*Problem statement*
Work out the number of lines with the word "relative" in the material below, then reply with that number only.

Excerpts from a figure dataset
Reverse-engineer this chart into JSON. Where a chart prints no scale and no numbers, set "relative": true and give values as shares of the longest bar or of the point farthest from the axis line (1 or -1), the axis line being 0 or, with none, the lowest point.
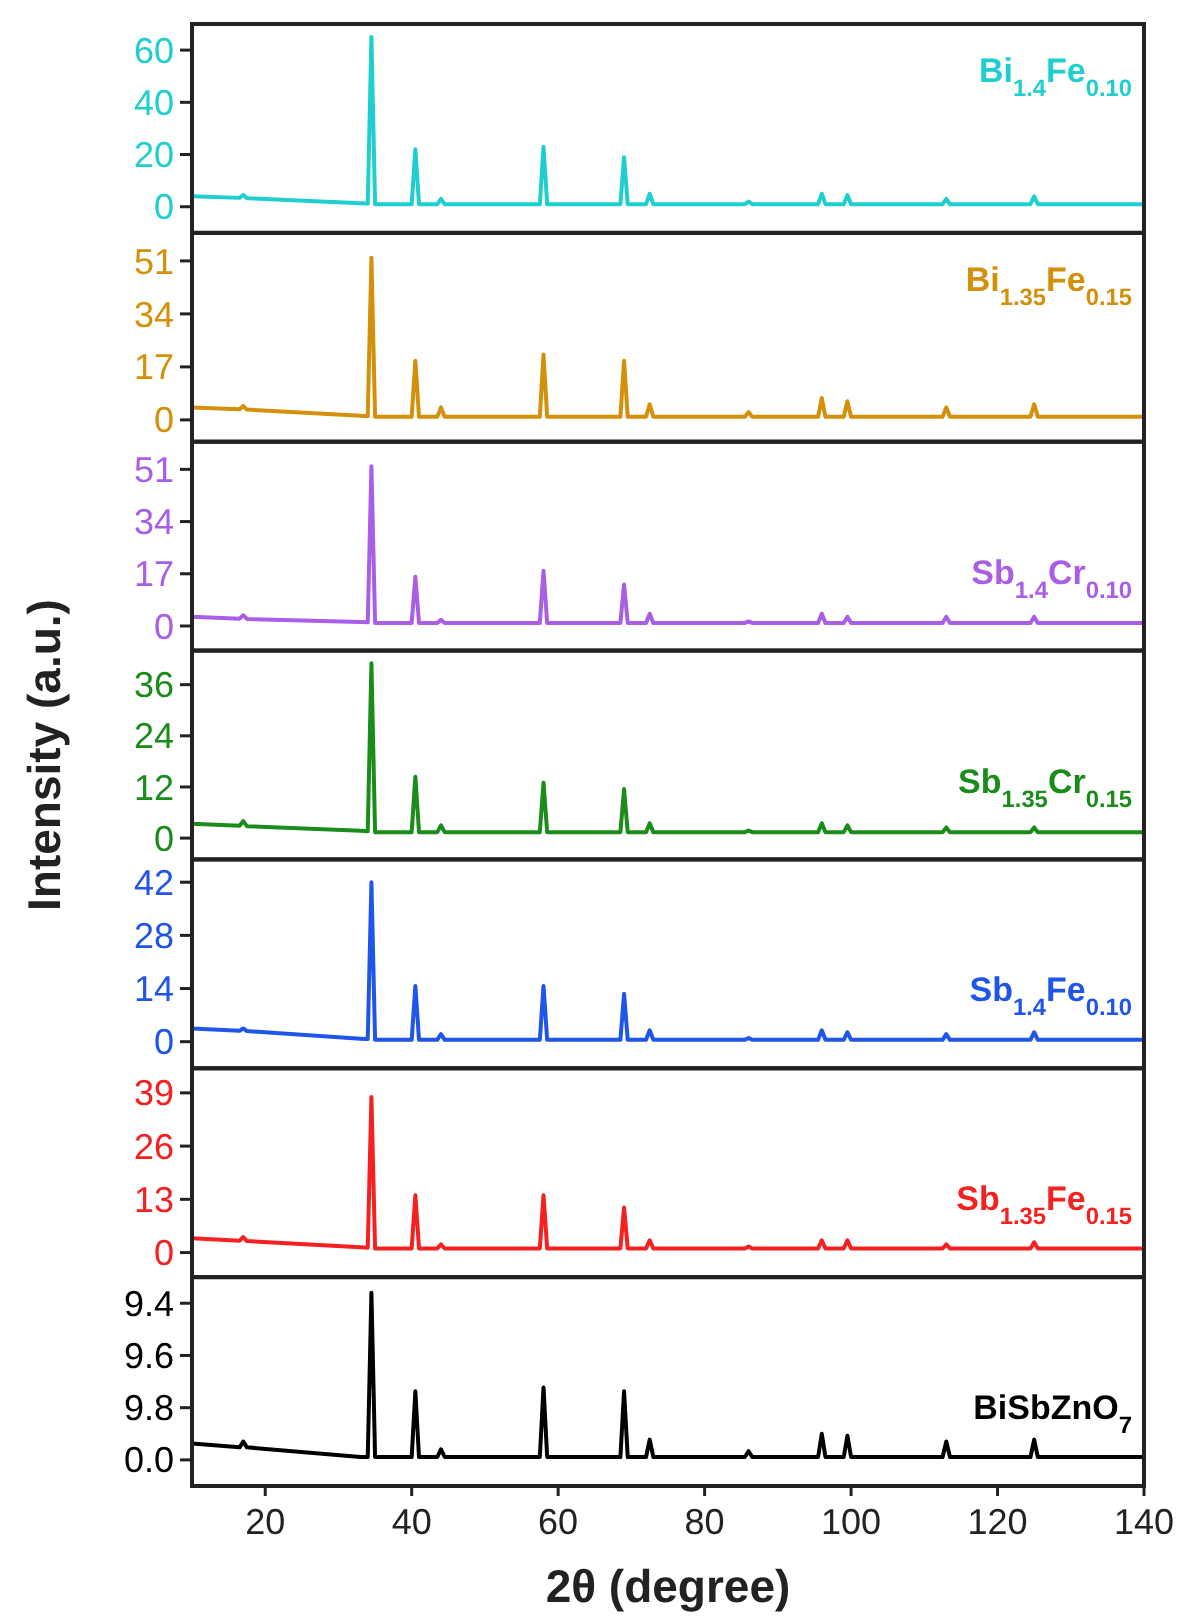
{
  "chart_data": [
    {
      "type": "line",
      "x": [
        10,
        16.5,
        17,
        17.5,
        33,
        34,
        34.5,
        35,
        40,
        40.5,
        41,
        43.5,
        44,
        44.5,
        57.5,
        58,
        58.5,
        68.5,
        69,
        69.5,
        72,
        72.5,
        73,
        85.5,
        86,
        86.5,
        95.5,
        96,
        96.5,
        99,
        99.5,
        100,
        112.5,
        113,
        113.5,
        124.5,
        125,
        125.5,
        140
      ],
      "xlim": [
        10,
        140
      ],
      "xticks": [
        20,
        40,
        60,
        80,
        100,
        120,
        140
      ],
      "ylim": [
        -10,
        70
      ],
      "yticks": [
        0,
        20,
        40,
        60
      ],
      "tick_labels": "y",
      "series": [
        {
          "name": "Bi$_{1.4}$Fe$_{0.10}$",
          "color": "#1fcfcf",
          "values": [
            4,
            3.4,
            4.5,
            3.3,
            1.3,
            1.2,
            65,
            1,
            1,
            22,
            1,
            1,
            3,
            1,
            1,
            23,
            1,
            1,
            19,
            1,
            1,
            5,
            1,
            1,
            2,
            1,
            1,
            5,
            1,
            1,
            4.5,
            1,
            1,
            3,
            1,
            1,
            4,
            1,
            1
          ]
        }
      ]
    },
    {
      "type": "line",
      "x": [
        10,
        16.5,
        17,
        17.5,
        33,
        34,
        34.5,
        35,
        40,
        40.5,
        41,
        43.5,
        44,
        44.5,
        57.5,
        58,
        58.5,
        68.5,
        69,
        69.5,
        72,
        72.5,
        73,
        85.5,
        86,
        86.5,
        95.5,
        96,
        96.5,
        99,
        99.5,
        100,
        112.5,
        113,
        113.5,
        124.5,
        125,
        125.5,
        140
      ],
      "xlim": [
        10,
        140
      ],
      "xticks": [
        20,
        40,
        60,
        80,
        100,
        120,
        140
      ],
      "ylim": [
        -7,
        60
      ],
      "yticks": [
        0,
        17,
        34,
        51
      ],
      "tick_labels": "y",
      "series": [
        {
          "name": "Bi$_{1.35}$Fe$_{0.15}$",
          "color": "#d4900a",
          "values": [
            4,
            3.4,
            4.5,
            3.3,
            1.3,
            1.2,
            52,
            1,
            1,
            19,
            1,
            1,
            4,
            1,
            1,
            21,
            1,
            1,
            19,
            1,
            1,
            5,
            1,
            1,
            2.5,
            1,
            1,
            7,
            1,
            1,
            6,
            1,
            1,
            4,
            1,
            1,
            5,
            1,
            1
          ]
        }
      ]
    },
    {
      "type": "line",
      "x": [
        10,
        16.5,
        17,
        17.5,
        33,
        34,
        34.5,
        35,
        40,
        40.5,
        41,
        43.5,
        44,
        44.5,
        57.5,
        58,
        58.5,
        68.5,
        69,
        69.5,
        72,
        72.5,
        73,
        85.5,
        86,
        86.5,
        95.5,
        96,
        96.5,
        99,
        99.5,
        100,
        112.5,
        113,
        113.5,
        124.5,
        125,
        125.5,
        140
      ],
      "xlim": [
        10,
        140
      ],
      "xticks": [
        20,
        40,
        60,
        80,
        100,
        120,
        140
      ],
      "ylim": [
        -8,
        60
      ],
      "yticks": [
        0,
        17,
        34,
        51
      ],
      "tick_labels": "y",
      "series": [
        {
          "name": "Sb$_{1.4}$Cr$_{0.10}$",
          "color": "#a95ee8",
          "values": [
            3,
            2.4,
            3.5,
            2.3,
            1.3,
            1.2,
            52,
            1,
            1,
            16,
            1,
            1,
            2,
            1,
            1,
            18,
            1,
            1,
            13.5,
            1,
            1,
            4,
            1,
            1,
            1.5,
            1,
            1,
            4,
            1,
            1,
            3,
            1,
            1,
            3,
            1,
            1,
            3,
            1,
            1
          ]
        }
      ]
    },
    {
      "type": "line",
      "x": [
        10,
        16.5,
        17,
        17.5,
        33,
        34,
        34.5,
        35,
        40,
        40.5,
        41,
        43.5,
        44,
        44.5,
        57.5,
        58,
        58.5,
        68.5,
        69,
        69.5,
        72,
        72.5,
        73,
        85.5,
        86,
        86.5,
        95.5,
        96,
        96.5,
        99,
        99.5,
        100,
        112.5,
        113,
        113.5,
        124.5,
        125,
        125.5,
        140
      ],
      "xlim": [
        10,
        140
      ],
      "xticks": [
        20,
        40,
        60,
        80,
        100,
        120,
        140
      ],
      "ylim": [
        -5,
        44
      ],
      "yticks": [
        0,
        12,
        24,
        36
      ],
      "tick_labels": "y",
      "ylabel": "Intensity (a.u.)",
      "series": [
        {
          "name": "Sb$_{1.35}$Cr$_{0.15}$",
          "color": "#1a8c1a",
          "values": [
            3.4,
            2.9,
            4,
            2.8,
            1.7,
            1.6,
            41,
            1.4,
            1.4,
            14.4,
            1.4,
            1.4,
            3,
            1.4,
            1.4,
            13,
            1.4,
            1.4,
            11.5,
            1.4,
            1.4,
            3.5,
            1.4,
            1.4,
            1.8,
            1.4,
            1.4,
            3.5,
            1.4,
            1.4,
            3,
            1.4,
            1.4,
            2.5,
            1.4,
            1.4,
            2.5,
            1.4,
            1.4
          ]
        }
      ]
    },
    {
      "type": "line",
      "x": [
        10,
        16.5,
        17,
        17.5,
        33,
        34,
        34.5,
        35,
        40,
        40.5,
        41,
        43.5,
        44,
        44.5,
        57.5,
        58,
        58.5,
        68.5,
        69,
        69.5,
        72,
        72.5,
        73,
        85.5,
        86,
        86.5,
        95.5,
        96,
        96.5,
        99,
        99.5,
        100,
        112.5,
        113,
        113.5,
        124.5,
        125,
        125.5,
        140
      ],
      "xlim": [
        10,
        140
      ],
      "xticks": [
        20,
        40,
        60,
        80,
        100,
        120,
        140
      ],
      "ylim": [
        -7,
        48
      ],
      "yticks": [
        0,
        14,
        28,
        42
      ],
      "tick_labels": "y",
      "series": [
        {
          "name": "Sb$_{1.4}$Fe$_{0.10}$",
          "color": "#1f55e8",
          "values": [
            3.5,
            2.9,
            3.5,
            2.8,
            0.8,
            0.7,
            42,
            0.5,
            0.5,
            14.7,
            0.5,
            0.5,
            2,
            0.5,
            0.5,
            14.7,
            0.5,
            0.5,
            12.6,
            0.5,
            0.5,
            3,
            0.5,
            0.5,
            1,
            0.5,
            0.5,
            3,
            0.5,
            0.5,
            2.5,
            0.5,
            0.5,
            2,
            0.5,
            0.5,
            2.5,
            0.5,
            0.5
          ]
        }
      ]
    },
    {
      "type": "line",
      "x": [
        10,
        16.5,
        17,
        17.5,
        33,
        34,
        34.5,
        35,
        40,
        40.5,
        41,
        43.5,
        44,
        44.5,
        57.5,
        58,
        58.5,
        68.5,
        69,
        69.5,
        72,
        72.5,
        73,
        85.5,
        86,
        86.5,
        95.5,
        96,
        96.5,
        99,
        99.5,
        100,
        112.5,
        113,
        113.5,
        124.5,
        125,
        125.5,
        140
      ],
      "xlim": [
        10,
        140
      ],
      "xticks": [
        20,
        40,
        60,
        80,
        100,
        120,
        140
      ],
      "ylim": [
        -6,
        45
      ],
      "yticks": [
        0,
        13,
        26,
        39
      ],
      "tick_labels": "y",
      "series": [
        {
          "name": "Sb$_{1.35}$Fe$_{0.15}$",
          "color": "#f52020",
          "values": [
            3.5,
            2.9,
            3.8,
            2.8,
            1.3,
            1.2,
            38,
            1,
            1,
            14,
            1,
            1,
            2,
            1,
            1,
            14,
            1,
            1,
            11,
            1,
            1,
            3,
            1,
            1,
            1.5,
            1,
            1,
            3,
            1,
            1,
            3,
            1,
            1,
            2,
            1,
            1,
            2.5,
            1,
            1
          ]
        }
      ]
    },
    {
      "type": "line",
      "x": [
        10,
        16.5,
        17,
        17.5,
        33,
        34,
        34.5,
        35,
        40,
        40.5,
        41,
        43.5,
        44,
        44.5,
        57.5,
        58,
        58.5,
        68.5,
        69,
        69.5,
        72,
        72.5,
        73,
        85.5,
        86,
        86.5,
        95.5,
        96,
        96.5,
        99,
        99.5,
        100,
        112.5,
        113,
        113.5,
        124.5,
        125,
        125.5,
        140
      ],
      "xlim": [
        10,
        140
      ],
      "xticks": [
        20,
        40,
        60,
        80,
        100,
        120,
        140
      ],
      "relative": true,
      "annotations": [
        "9.4",
        "9.6",
        "9.8",
        "0.0"
      ],
      "xlabel": "2θ (degree)",
      "series": [
        {
          "name": "BiSbZnO$_{7}$",
          "color": "#000000",
          "values": [
            0.22,
            0.2,
            0.23,
            0.2,
            0.15,
            0.15,
            1,
            0.15,
            0.15,
            0.49,
            0.15,
            0.15,
            0.19,
            0.15,
            0.15,
            0.51,
            0.15,
            0.15,
            0.49,
            0.15,
            0.15,
            0.24,
            0.15,
            0.15,
            0.18,
            0.15,
            0.15,
            0.27,
            0.15,
            0.15,
            0.26,
            0.15,
            0.15,
            0.23,
            0.15,
            0.15,
            0.24,
            0.15,
            0.15
          ]
        }
      ]
    }
  ]
}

*The completed task*
2